Give the number of lines in the data that hold the string "name". Nothing else is needed.

-------

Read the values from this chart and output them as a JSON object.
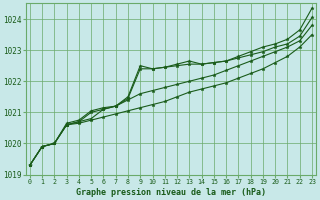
{
  "title": "Graphe pression niveau de la mer (hPa)",
  "bg_color": "#c8e8e8",
  "grid_color": "#6aaa6a",
  "line_color": "#1a5c1a",
  "marker_color": "#1a5c1a",
  "ylim": [
    1019.0,
    1024.5
  ],
  "xlim": [
    -0.3,
    23.3
  ],
  "yticks": [
    1019,
    1020,
    1021,
    1022,
    1023,
    1024
  ],
  "xticks": [
    0,
    1,
    2,
    3,
    4,
    5,
    6,
    7,
    8,
    9,
    10,
    11,
    12,
    13,
    14,
    15,
    16,
    17,
    18,
    19,
    20,
    21,
    22,
    23
  ],
  "series": [
    [
      1019.3,
      1019.9,
      1020.0,
      1020.6,
      1020.65,
      1020.75,
      1020.85,
      1020.95,
      1021.05,
      1021.15,
      1021.25,
      1021.35,
      1021.5,
      1021.65,
      1021.75,
      1021.85,
      1021.95,
      1022.1,
      1022.25,
      1022.4,
      1022.6,
      1022.8,
      1023.1,
      1023.5
    ],
    [
      1019.3,
      1019.9,
      1020.0,
      1020.6,
      1020.7,
      1020.8,
      1021.1,
      1021.2,
      1021.4,
      1021.6,
      1021.7,
      1021.8,
      1021.9,
      1022.0,
      1022.1,
      1022.2,
      1022.35,
      1022.5,
      1022.65,
      1022.8,
      1022.95,
      1023.1,
      1023.3,
      1023.8
    ],
    [
      1019.3,
      1019.9,
      1020.0,
      1020.6,
      1020.7,
      1021.0,
      1021.1,
      1021.2,
      1021.45,
      1022.4,
      1022.4,
      1022.45,
      1022.5,
      1022.55,
      1022.55,
      1022.6,
      1022.65,
      1022.75,
      1022.85,
      1022.95,
      1023.1,
      1023.2,
      1023.45,
      1024.05
    ],
    [
      1019.3,
      1019.9,
      1020.0,
      1020.65,
      1020.75,
      1021.05,
      1021.15,
      1021.2,
      1021.5,
      1022.5,
      1022.4,
      1022.45,
      1022.55,
      1022.65,
      1022.55,
      1022.6,
      1022.65,
      1022.8,
      1022.95,
      1023.1,
      1023.2,
      1023.35,
      1023.65,
      1024.35
    ]
  ]
}
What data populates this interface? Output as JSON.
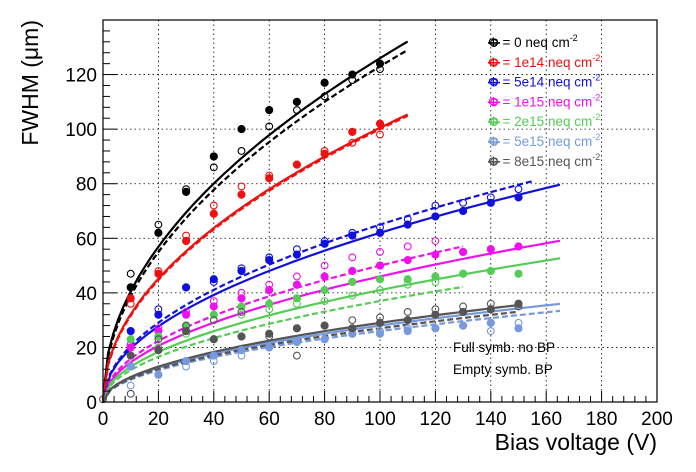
{
  "chart_data": {
    "type": "scatter",
    "xlabel": "Bias voltage (V)",
    "ylabel": "FWHM (μm)",
    "xlim": [
      0,
      200
    ],
    "ylim": [
      0,
      140
    ],
    "xticks": [
      0,
      20,
      40,
      60,
      80,
      100,
      120,
      140,
      160,
      180,
      200
    ],
    "yticks": [
      0,
      20,
      40,
      60,
      80,
      100,
      120
    ],
    "grid": true,
    "legend_placement": "top-right",
    "legend_prefix": "Φ = ",
    "legend_unit": " neq cm",
    "legend_exp": "-2",
    "annotations": [
      "Full symb. no BP",
      "Empty symb. BP"
    ],
    "series": [
      {
        "name": "0",
        "color": "#000000",
        "fit_full": {
          "a": 12.5,
          "b": 1.0,
          "xmax": 110
        },
        "fit_empty": {
          "a": 12.3,
          "b": 0.0,
          "xmax": 110
        },
        "full": [
          [
            10,
            42
          ],
          [
            20,
            62
          ],
          [
            30,
            77
          ],
          [
            40,
            90
          ],
          [
            50,
            100
          ],
          [
            60,
            107
          ],
          [
            70,
            110
          ],
          [
            80,
            117
          ],
          [
            90,
            120
          ],
          [
            100,
            124
          ]
        ],
        "empty": [
          [
            10,
            47
          ],
          [
            20,
            65
          ],
          [
            30,
            78
          ],
          [
            40,
            86
          ],
          [
            50,
            92
          ],
          [
            60,
            101
          ],
          [
            70,
            107
          ],
          [
            80,
            112
          ],
          [
            90,
            118
          ],
          [
            100,
            122
          ]
        ]
      },
      {
        "name": "1e14",
        "color": "#ee1111",
        "fit_full": {
          "a": 10.0,
          "b": 0.5,
          "xmax": 110
        },
        "fit_empty": {
          "a": 10.0,
          "b": 0.0,
          "xmax": 110
        },
        "full": [
          [
            10,
            38
          ],
          [
            20,
            47
          ],
          [
            30,
            59
          ],
          [
            40,
            69
          ],
          [
            50,
            76
          ],
          [
            60,
            82
          ],
          [
            70,
            87
          ],
          [
            80,
            91
          ],
          [
            90,
            99
          ],
          [
            100,
            102
          ]
        ],
        "empty": [
          [
            10,
            36
          ],
          [
            20,
            48
          ],
          [
            30,
            61
          ],
          [
            40,
            72
          ],
          [
            50,
            79
          ],
          [
            60,
            83
          ],
          [
            70,
            87
          ],
          [
            80,
            92
          ],
          [
            90,
            95
          ],
          [
            100,
            98
          ]
        ]
      },
      {
        "name": "5e14",
        "color": "#1111dd",
        "fit_full": {
          "a": 6.2,
          "b": 0.0,
          "xmax": 165
        },
        "fit_empty": {
          "a": 6.5,
          "b": 0.0,
          "xmax": 155
        },
        "full": [
          [
            10,
            26
          ],
          [
            20,
            32
          ],
          [
            30,
            42
          ],
          [
            40,
            45
          ],
          [
            50,
            48
          ],
          [
            60,
            52
          ],
          [
            70,
            54
          ],
          [
            80,
            58
          ],
          [
            90,
            61
          ],
          [
            100,
            62
          ],
          [
            110,
            65
          ],
          [
            120,
            68
          ],
          [
            130,
            70
          ],
          [
            140,
            73
          ],
          [
            150,
            75
          ]
        ],
        "empty": [
          [
            10,
            21
          ],
          [
            20,
            34
          ],
          [
            30,
            42
          ],
          [
            40,
            44
          ],
          [
            50,
            49
          ],
          [
            60,
            53
          ],
          [
            70,
            56
          ],
          [
            80,
            59
          ],
          [
            90,
            62
          ],
          [
            100,
            64
          ],
          [
            110,
            67
          ],
          [
            120,
            72
          ],
          [
            130,
            73
          ],
          [
            140,
            75
          ],
          [
            150,
            78
          ]
        ]
      },
      {
        "name": "1e15",
        "color": "#ee11ee",
        "fit_full": {
          "a": 4.6,
          "b": 0.0,
          "xmax": 165
        },
        "fit_empty": {
          "a": 5.0,
          "b": 0.0,
          "xmax": 130
        },
        "full": [
          [
            10,
            20
          ],
          [
            20,
            26
          ],
          [
            30,
            32
          ],
          [
            40,
            35
          ],
          [
            50,
            38
          ],
          [
            60,
            41
          ],
          [
            70,
            43
          ],
          [
            80,
            46
          ],
          [
            90,
            48
          ],
          [
            100,
            50
          ],
          [
            110,
            52
          ],
          [
            120,
            54
          ],
          [
            130,
            55
          ],
          [
            140,
            56
          ],
          [
            150,
            57
          ]
        ],
        "empty": [
          [
            10,
            21
          ],
          [
            20,
            27
          ],
          [
            30,
            33
          ],
          [
            40,
            37
          ],
          [
            50,
            40
          ],
          [
            60,
            43
          ],
          [
            70,
            46
          ],
          [
            80,
            50
          ],
          [
            90,
            53
          ],
          [
            100,
            55
          ],
          [
            110,
            57
          ],
          [
            120,
            59
          ]
        ]
      },
      {
        "name": "2e15",
        "color": "#55cc55",
        "fit_full": {
          "a": 4.1,
          "b": 0.0,
          "xmax": 165
        },
        "fit_empty": {
          "a": 3.7,
          "b": 0.0,
          "xmax": 130
        },
        "full": [
          [
            10,
            23
          ],
          [
            20,
            24
          ],
          [
            30,
            28
          ],
          [
            40,
            32
          ],
          [
            50,
            35
          ],
          [
            60,
            36
          ],
          [
            70,
            38
          ],
          [
            80,
            41
          ],
          [
            90,
            44
          ],
          [
            100,
            45
          ],
          [
            110,
            45
          ],
          [
            120,
            46
          ],
          [
            130,
            47
          ],
          [
            140,
            48
          ],
          [
            150,
            47
          ]
        ],
        "empty": [
          [
            10,
            13
          ],
          [
            20,
            20
          ],
          [
            30,
            25
          ],
          [
            40,
            30
          ],
          [
            50,
            32
          ],
          [
            60,
            34
          ],
          [
            70,
            36
          ],
          [
            80,
            37
          ],
          [
            90,
            39
          ],
          [
            100,
            41
          ],
          [
            110,
            43
          ],
          [
            120,
            44
          ]
        ]
      },
      {
        "name": "5e15",
        "color": "#7799dd",
        "fit_full": {
          "a": 2.8,
          "b": 0.0,
          "xmax": 165
        },
        "fit_empty": {
          "a": 2.6,
          "b": 0.0,
          "xmax": 165
        },
        "full": [
          [
            10,
            13
          ],
          [
            20,
            10
          ],
          [
            30,
            15
          ],
          [
            40,
            17
          ],
          [
            50,
            19
          ],
          [
            60,
            20
          ],
          [
            70,
            22
          ],
          [
            80,
            23
          ],
          [
            90,
            25
          ],
          [
            100,
            25
          ],
          [
            110,
            26
          ],
          [
            120,
            27
          ],
          [
            130,
            28
          ],
          [
            140,
            29
          ],
          [
            150,
            27
          ]
        ],
        "empty": [
          [
            10,
            6
          ],
          [
            20,
            10
          ],
          [
            30,
            13
          ],
          [
            40,
            15
          ],
          [
            50,
            17
          ],
          [
            60,
            20
          ],
          [
            70,
            22
          ],
          [
            80,
            23
          ],
          [
            90,
            25
          ],
          [
            100,
            26
          ],
          [
            110,
            27
          ],
          [
            120,
            27
          ],
          [
            130,
            28
          ],
          [
            140,
            26
          ],
          [
            150,
            29
          ]
        ]
      },
      {
        "name": "8e15",
        "color": "#555555",
        "fit_full": {
          "a": 2.9,
          "b": 0.0,
          "xmax": 150
        },
        "fit_empty": {
          "a": 2.7,
          "b": 0.0,
          "xmax": 150
        },
        "full": [
          [
            10,
            17
          ],
          [
            20,
            19
          ],
          [
            30,
            26
          ],
          [
            40,
            23
          ],
          [
            50,
            24
          ],
          [
            60,
            25
          ],
          [
            70,
            27
          ],
          [
            80,
            28
          ],
          [
            90,
            27
          ],
          [
            100,
            29
          ],
          [
            110,
            30
          ],
          [
            120,
            32
          ],
          [
            130,
            33
          ],
          [
            140,
            34
          ],
          [
            150,
            36
          ]
        ],
        "empty": [
          [
            0,
            1
          ],
          [
            10,
            3
          ],
          [
            20,
            23
          ],
          [
            30,
            28
          ],
          [
            40,
            30
          ],
          [
            50,
            33
          ],
          [
            60,
            24
          ],
          [
            70,
            17
          ],
          [
            80,
            28
          ],
          [
            90,
            30
          ],
          [
            100,
            31
          ],
          [
            110,
            33
          ],
          [
            120,
            34
          ],
          [
            130,
            35
          ],
          [
            140,
            36
          ],
          [
            150,
            35
          ]
        ]
      }
    ]
  }
}
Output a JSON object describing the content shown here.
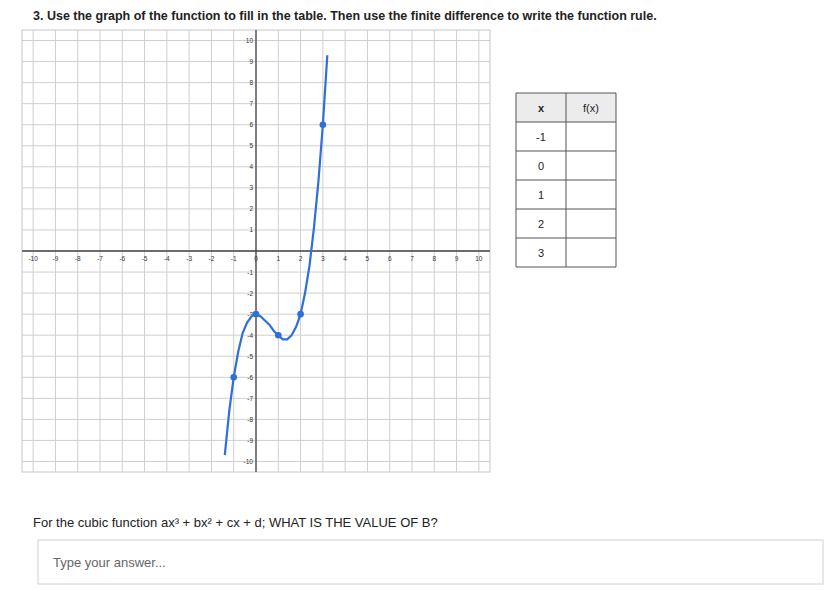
{
  "heading": "3. Use the graph of the function to fill in the table. Then use the finite difference to write the function rule.",
  "chart_data": {
    "type": "line",
    "xlim": [
      -10.5,
      10.5
    ],
    "ylim": [
      -10.5,
      10.5
    ],
    "xticks": [
      -10,
      -9,
      -8,
      -7,
      -6,
      -5,
      -4,
      -3,
      -2,
      -1,
      0,
      1,
      2,
      3,
      4,
      5,
      6,
      7,
      8,
      9,
      10
    ],
    "yticks": [
      -10,
      -9,
      -8,
      -7,
      -6,
      -5,
      -4,
      -3,
      -2,
      -1,
      0,
      1,
      2,
      3,
      4,
      5,
      6,
      7,
      8,
      9,
      10
    ],
    "grid": true,
    "series": [
      {
        "type": "line",
        "color": "#2f6fd8",
        "marker": "none",
        "line_style": "solid",
        "x": [
          -1.4,
          -1.2,
          -1,
          -0.8,
          -0.6,
          -0.4,
          -0.2,
          0,
          0.2,
          0.4,
          0.6,
          0.8,
          1,
          1.2,
          1.4,
          1.6,
          1.8,
          2,
          2.2,
          2.4,
          2.6,
          2.8,
          3,
          3.2
        ],
        "values": [
          -9.7,
          -7.6,
          -6,
          -4.8,
          -3.9,
          -3.4,
          -3.1,
          -3,
          -3.1,
          -3.3,
          -3.5,
          -3.8,
          -4,
          -4.2,
          -4.2,
          -4.0,
          -3.6,
          -3,
          -2.0,
          -0.7,
          1.1,
          3.3,
          6,
          9.3
        ]
      },
      {
        "type": "scatter",
        "color": "#2f6fd8",
        "marker": "circle",
        "x": [
          -1,
          0,
          1,
          2,
          3
        ],
        "values": [
          -6,
          -3,
          -4,
          -3,
          6
        ]
      }
    ]
  },
  "table": {
    "header": [
      "x",
      "f(x)"
    ],
    "rows": [
      -1,
      0,
      1,
      2,
      3
    ]
  },
  "question": "For the cubic function ax³ + bx² + cx + d; WHAT IS THE VALUE OF B?",
  "answer_placeholder": "Type your answer..."
}
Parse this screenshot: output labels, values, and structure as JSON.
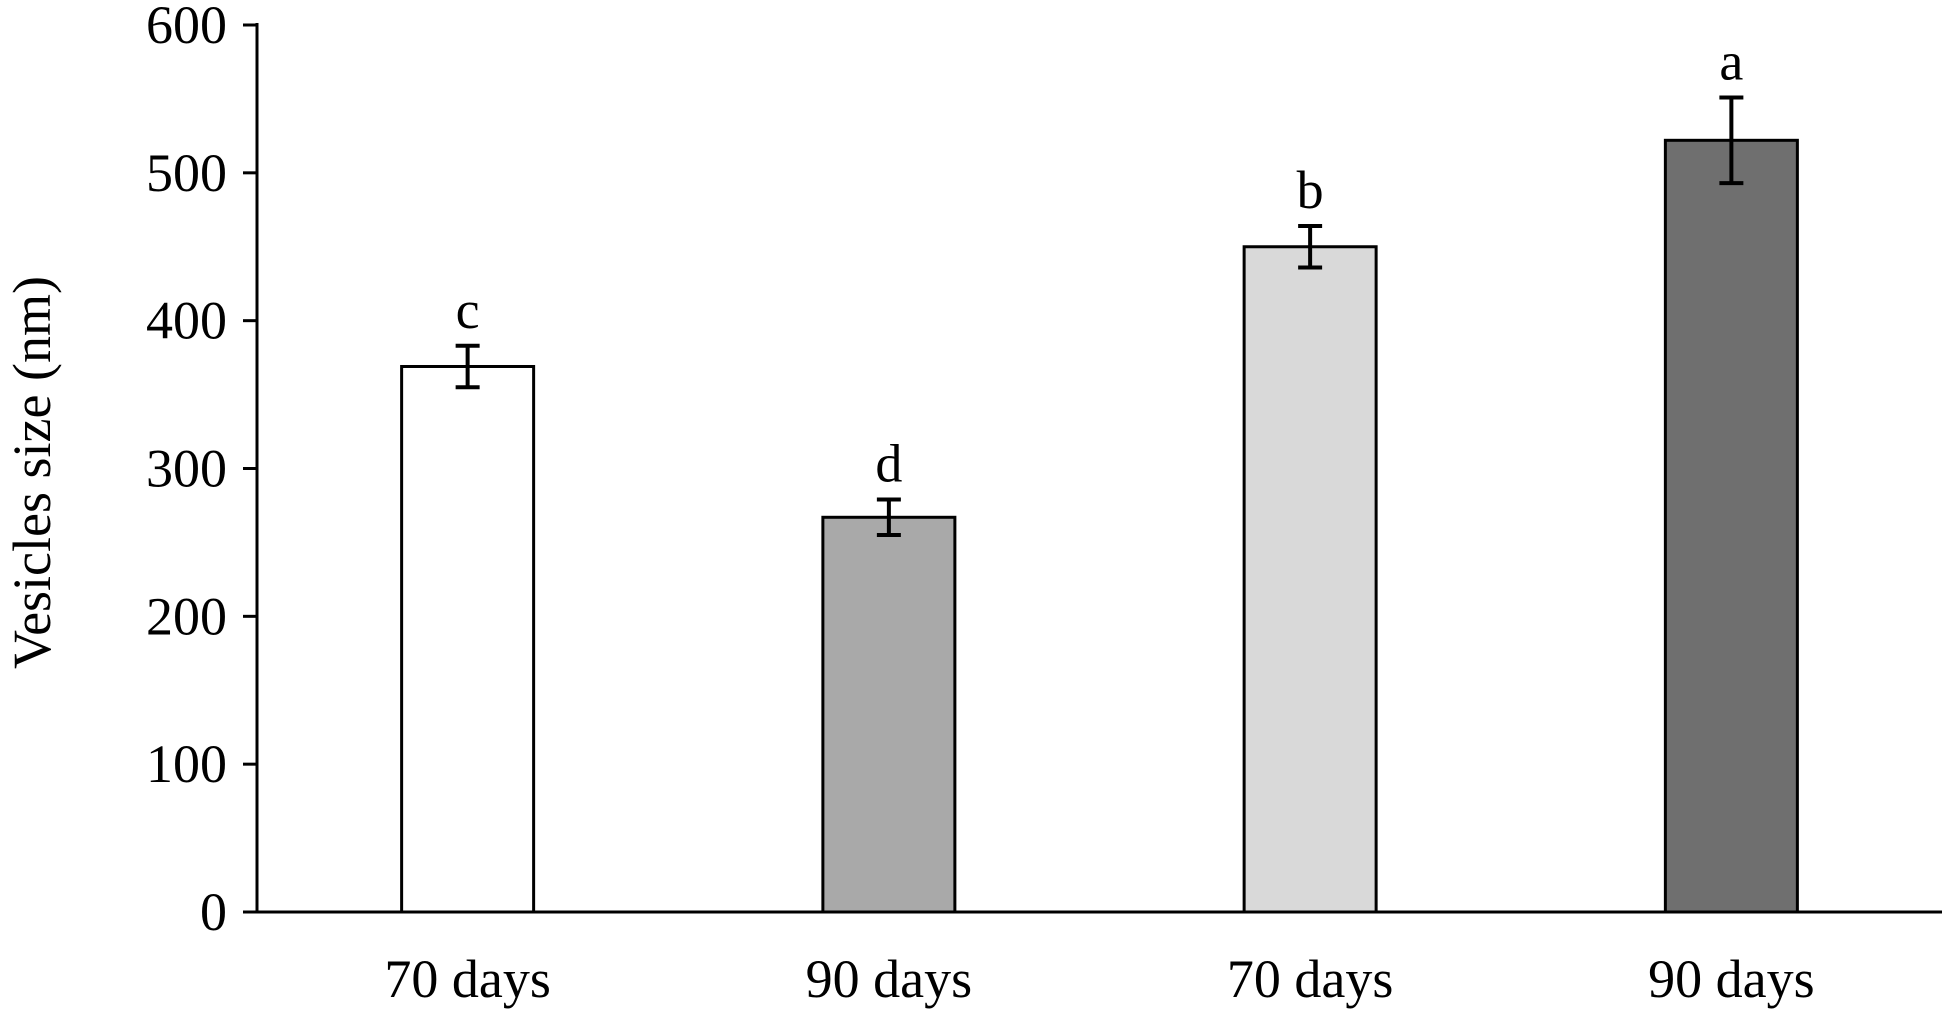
{
  "chart_data": {
    "type": "bar",
    "title": "",
    "xlabel": "",
    "ylabel": "Vesicles size (nm)",
    "ylim": [
      0,
      600
    ],
    "yticks": [
      0,
      100,
      200,
      300,
      400,
      500,
      600
    ],
    "grid": false,
    "legend": "none",
    "categories": [
      "70 days",
      "90 days",
      "70 days",
      "90 days"
    ],
    "values": [
      369,
      267,
      450,
      522
    ],
    "errors": [
      14,
      12,
      14,
      29
    ],
    "significance_labels": [
      "c",
      "d",
      "b",
      "a"
    ],
    "bar_colors": [
      "#ffffff",
      "#a9a9a9",
      "#d9d9d9",
      "#6f6f6f"
    ]
  }
}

-------

- [OUTPUT FOR THIS EXERCISE]: 7